**Goal:**
Please repeat all of the lines that follow, exactly as written.
:: Given entries ::
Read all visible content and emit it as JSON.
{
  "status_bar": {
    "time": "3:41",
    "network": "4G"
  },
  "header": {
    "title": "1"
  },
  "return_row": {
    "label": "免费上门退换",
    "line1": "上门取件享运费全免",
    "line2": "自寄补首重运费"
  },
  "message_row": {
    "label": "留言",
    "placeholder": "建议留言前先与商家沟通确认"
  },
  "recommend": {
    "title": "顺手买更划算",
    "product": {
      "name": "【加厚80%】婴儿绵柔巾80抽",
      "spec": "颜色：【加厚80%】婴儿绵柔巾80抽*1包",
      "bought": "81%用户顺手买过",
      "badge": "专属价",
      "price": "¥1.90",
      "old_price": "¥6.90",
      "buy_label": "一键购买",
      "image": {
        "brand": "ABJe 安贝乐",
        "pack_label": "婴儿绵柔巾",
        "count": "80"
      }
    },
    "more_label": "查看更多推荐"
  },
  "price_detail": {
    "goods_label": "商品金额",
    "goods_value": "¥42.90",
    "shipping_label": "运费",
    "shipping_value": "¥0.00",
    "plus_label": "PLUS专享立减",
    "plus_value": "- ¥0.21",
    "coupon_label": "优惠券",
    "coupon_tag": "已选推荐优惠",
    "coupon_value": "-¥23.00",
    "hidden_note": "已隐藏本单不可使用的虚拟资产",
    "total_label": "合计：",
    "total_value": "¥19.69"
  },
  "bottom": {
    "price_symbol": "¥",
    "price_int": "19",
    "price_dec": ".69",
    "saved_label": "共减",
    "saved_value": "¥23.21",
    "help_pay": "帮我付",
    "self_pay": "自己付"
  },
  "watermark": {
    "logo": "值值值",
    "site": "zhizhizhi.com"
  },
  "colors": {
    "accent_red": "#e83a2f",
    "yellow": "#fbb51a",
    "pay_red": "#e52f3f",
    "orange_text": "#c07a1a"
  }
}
:::
**Problem solution:**
Read all visible content and emit it as JSON.
{
  "status_bar": {
    "time": "3:41",
    "network": "4G"
  },
  "header": {
    "title": "1"
  },
  "return_row": {
    "label": "免费上门退换",
    "line1": "上门取件享运费全免",
    "line2": "自寄补首重运费"
  },
  "message_row": {
    "label": "留言",
    "placeholder": "建议留言前先与商家沟通确认"
  },
  "recommend": {
    "title": "顺手买更划算",
    "product": {
      "name": "【加厚80%】婴儿绵柔巾80抽",
      "spec": "颜色：【加厚80%】婴儿绵柔巾80抽*1包",
      "bought": "81%用户顺手买过",
      "badge": "专属价",
      "price": "¥1.90",
      "old_price": "¥6.90",
      "buy_label": "一键购买",
      "image": {
        "brand": "ABJe 安贝乐",
        "pack_label": "婴儿绵柔巾",
        "count": "80"
      }
    },
    "more_label": "查看更多推荐"
  },
  "price_detail": {
    "goods_label": "商品金额",
    "goods_value": "¥42.90",
    "shipping_label": "运费",
    "shipping_value": "¥0.00",
    "plus_label": "PLUS专享立减",
    "plus_value": "- ¥0.21",
    "coupon_label": "优惠券",
    "coupon_tag": "已选推荐优惠",
    "coupon_value": "-¥23.00",
    "hidden_note": "已隐藏本单不可使用的虚拟资产",
    "total_label": "合计：",
    "total_value": "¥19.69"
  },
  "bottom": {
    "price_symbol": "¥",
    "price_int": "19",
    "price_dec": ".69",
    "saved_label": "共减",
    "saved_value": "¥23.21",
    "help_pay": "帮我付",
    "self_pay": "自己付"
  },
  "watermark": {
    "logo": "值值值",
    "site": "zhizhizhi.com"
  },
  "colors": {
    "accent_red": "#e83a2f",
    "yellow": "#fbb51a",
    "pay_red": "#e52f3f",
    "orange_text": "#c07a1a"
  }
}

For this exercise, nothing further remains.